[Start]

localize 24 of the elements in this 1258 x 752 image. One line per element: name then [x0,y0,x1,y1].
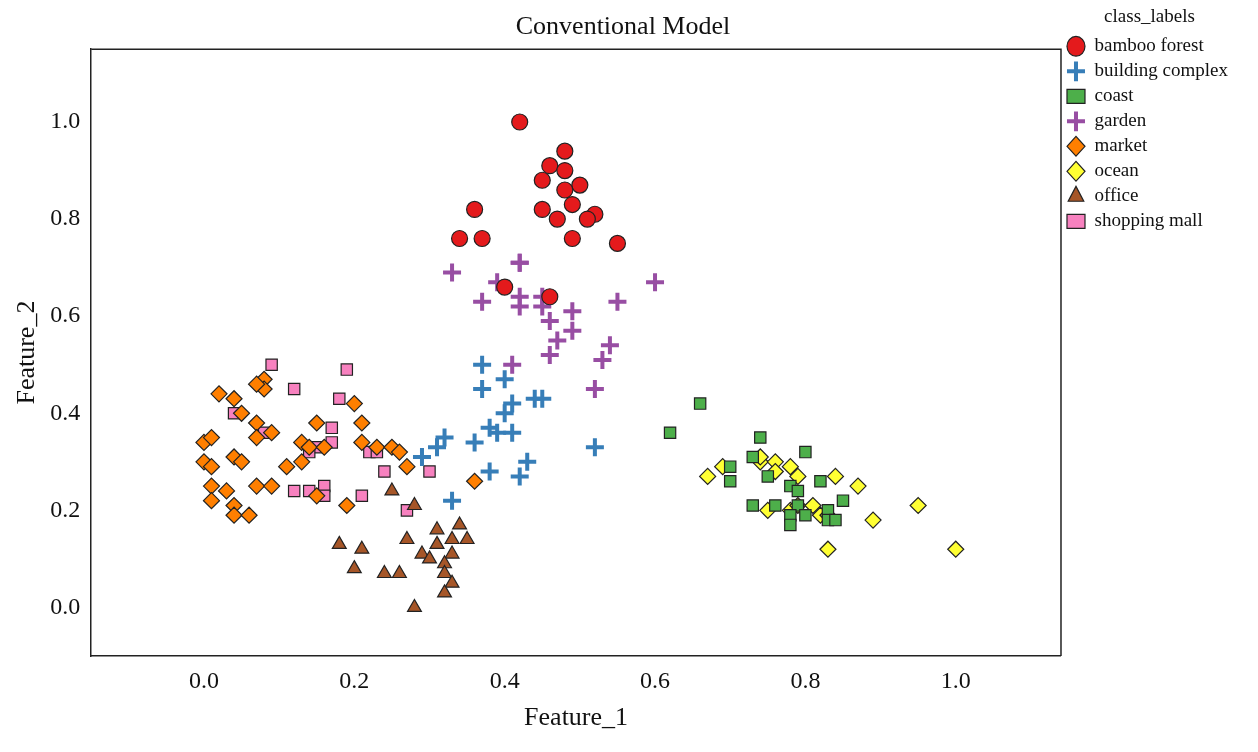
y-tick-label: 0.2 [50,495,81,522]
legend-label: coast [1094,84,1135,106]
y-tick-label: 0.6 [50,301,81,328]
y-tick-label: 0.0 [50,592,81,619]
legend-label: ocean [1094,159,1140,181]
y-tick-label: 0.4 [50,398,81,425]
legend-title: class_labels [1104,5,1195,27]
x-axis-title: Feature_1 [524,702,629,732]
x-tick-label: 1.0 [940,666,971,693]
x-tick-label: 0.4 [489,666,520,693]
legend-label: building complex [1094,59,1229,81]
chart-title: Conventional Model [515,11,731,41]
x-tick-label: 0.8 [790,666,821,693]
x-tick-label: 0.0 [188,666,219,693]
legend-label: office [1094,184,1139,206]
x-tick-label: 0.6 [640,666,671,693]
legend-label: market [1094,134,1148,156]
x-tick-label: 0.2 [339,666,370,693]
legend-label: bamboo forest [1094,34,1205,56]
y-tick-label: 0.8 [50,204,81,231]
legend-label: garden [1094,109,1147,131]
y-axis-title: Feature_2 [11,300,41,405]
legend-label: shopping mall [1094,209,1203,231]
y-tick-label: 1.0 [50,107,81,134]
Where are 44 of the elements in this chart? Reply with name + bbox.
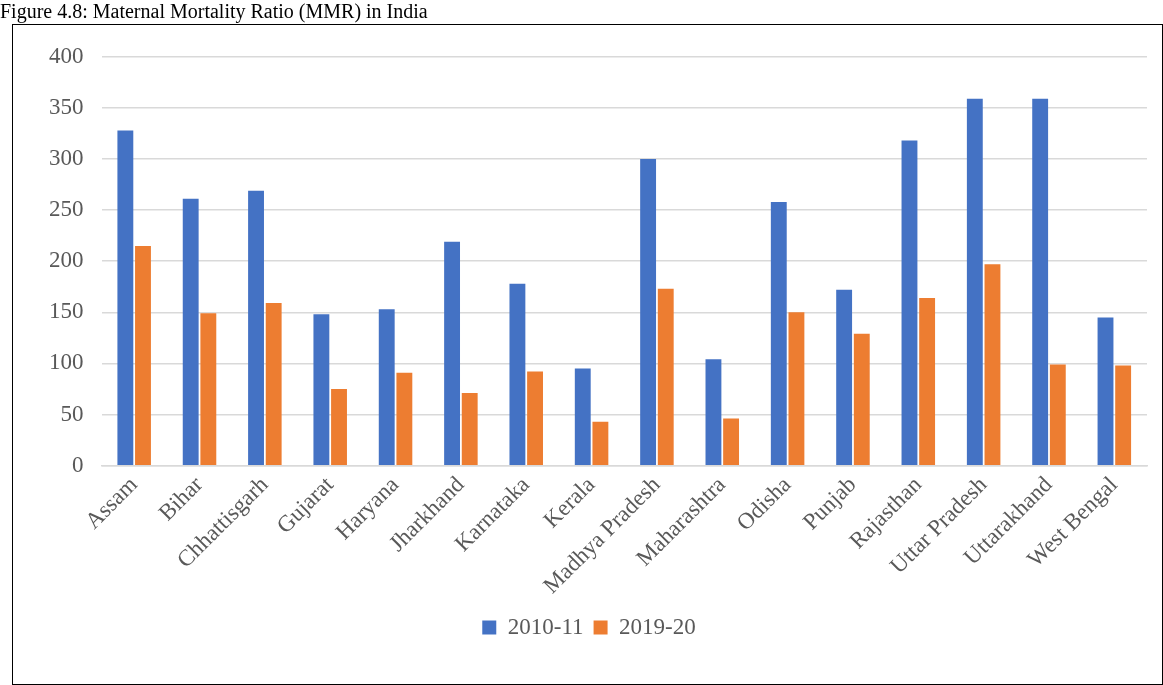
y-tick-label: 0 [72, 451, 84, 477]
bar [705, 359, 722, 465]
bar [378, 309, 395, 465]
bar [901, 140, 918, 465]
legend-label: 2010-11 [507, 613, 584, 639]
bar [919, 298, 936, 465]
y-tick-label: 350 [49, 93, 84, 119]
bar [640, 159, 657, 465]
bar [657, 288, 674, 465]
bar [117, 130, 134, 465]
y-tick-label: 250 [49, 196, 84, 222]
legend-label: 2019-20 [619, 613, 696, 639]
bar [265, 303, 282, 465]
bar [396, 372, 413, 465]
y-tick-label: 50 [60, 400, 84, 426]
bar [723, 418, 740, 465]
bar [313, 314, 330, 465]
y-tick-label: 150 [49, 298, 84, 324]
bar [1115, 365, 1132, 465]
bar [853, 333, 870, 465]
bar [200, 313, 217, 465]
bar [592, 421, 609, 465]
bar [248, 190, 264, 465]
bar [574, 368, 591, 465]
chart-title: Figure 4.8: Maternal Mortality Ratio (MMR) in India [0, 0, 428, 22]
bar [331, 388, 347, 465]
bar [836, 289, 853, 465]
bar [770, 201, 787, 465]
y-tick-label: 400 [49, 42, 84, 68]
bar [182, 198, 199, 465]
bar [1032, 98, 1049, 465]
y-tick-label: 100 [49, 349, 84, 375]
bar [461, 393, 478, 465]
bar [1097, 317, 1114, 465]
y-tick-label: 300 [49, 145, 84, 171]
bar [1049, 364, 1066, 465]
bar [527, 371, 543, 465]
bar [135, 245, 151, 465]
y-tick-label: 200 [49, 247, 84, 273]
bar [509, 283, 526, 465]
bar [788, 312, 805, 465]
bar [984, 264, 1001, 465]
bar [966, 98, 983, 465]
bar [444, 241, 461, 465]
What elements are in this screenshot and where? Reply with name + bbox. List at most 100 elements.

[End]

* _Set exercise_
Could you print all of the entries above verbatim, leaving the pictures out?

* _Output_
localize 24 of the elements in this 1258 x 752 image. One line per element: name then [x0,y0,x1,y1].
y-tick-label: 0.2 [50,495,81,522]
legend-label: coast [1094,84,1135,106]
y-tick-label: 0.6 [50,301,81,328]
y-tick-label: 0.0 [50,592,81,619]
legend-label: ocean [1094,159,1140,181]
y-tick-label: 0.4 [50,398,81,425]
legend-title: class_labels [1104,5,1195,27]
x-axis-title: Feature_1 [524,702,629,732]
x-tick-label: 1.0 [940,666,971,693]
x-tick-label: 0.4 [489,666,520,693]
legend-label: building complex [1094,59,1229,81]
chart-title: Conventional Model [515,11,731,41]
x-tick-label: 0.8 [790,666,821,693]
x-tick-label: 0.0 [188,666,219,693]
legend-label: office [1094,184,1139,206]
x-tick-label: 0.6 [640,666,671,693]
legend-label: market [1094,134,1148,156]
x-tick-label: 0.2 [339,666,370,693]
legend-label: bamboo forest [1094,34,1205,56]
y-tick-label: 0.8 [50,204,81,231]
legend-label: garden [1094,109,1147,131]
y-axis-title: Feature_2 [11,300,41,405]
legend-label: shopping mall [1094,209,1203,231]
y-tick-label: 1.0 [50,107,81,134]
Where are 44 of the elements in this chart? Reply with name + bbox.
y-tick-label: 0 [72, 451, 84, 477]
bar [705, 359, 722, 465]
bar [378, 309, 395, 465]
bar [901, 140, 918, 465]
legend-label: 2010-11 [507, 613, 584, 639]
bar [919, 298, 936, 465]
y-tick-label: 350 [49, 93, 84, 119]
bar [640, 159, 657, 465]
bar [657, 288, 674, 465]
bar [117, 130, 134, 465]
y-tick-label: 250 [49, 196, 84, 222]
legend-label: 2019-20 [619, 613, 696, 639]
bar [265, 303, 282, 465]
bar [396, 372, 413, 465]
y-tick-label: 50 [60, 400, 84, 426]
bar [723, 418, 740, 465]
bar [313, 314, 330, 465]
y-tick-label: 150 [49, 298, 84, 324]
bar [1115, 365, 1132, 465]
bar [853, 333, 870, 465]
bar [200, 313, 217, 465]
bar [592, 421, 609, 465]
bar [248, 190, 264, 465]
bar [574, 368, 591, 465]
chart-title: Figure 4.8: Maternal Mortality Ratio (MMR) in India [0, 0, 428, 22]
bar [331, 388, 347, 465]
bar [836, 289, 853, 465]
bar [770, 201, 787, 465]
y-tick-label: 400 [49, 42, 84, 68]
bar [182, 198, 199, 465]
bar [1032, 98, 1049, 465]
y-tick-label: 100 [49, 349, 84, 375]
bar [461, 393, 478, 465]
bar [1097, 317, 1114, 465]
y-tick-label: 300 [49, 145, 84, 171]
bar [1049, 364, 1066, 465]
bar [527, 371, 543, 465]
bar [135, 245, 151, 465]
y-tick-label: 200 [49, 247, 84, 273]
bar [509, 283, 526, 465]
bar [788, 312, 805, 465]
bar [984, 264, 1001, 465]
bar [966, 98, 983, 465]
bar [444, 241, 461, 465]
What elements are in this screenshot and where? Reply with name + bbox. List at most 100 elements.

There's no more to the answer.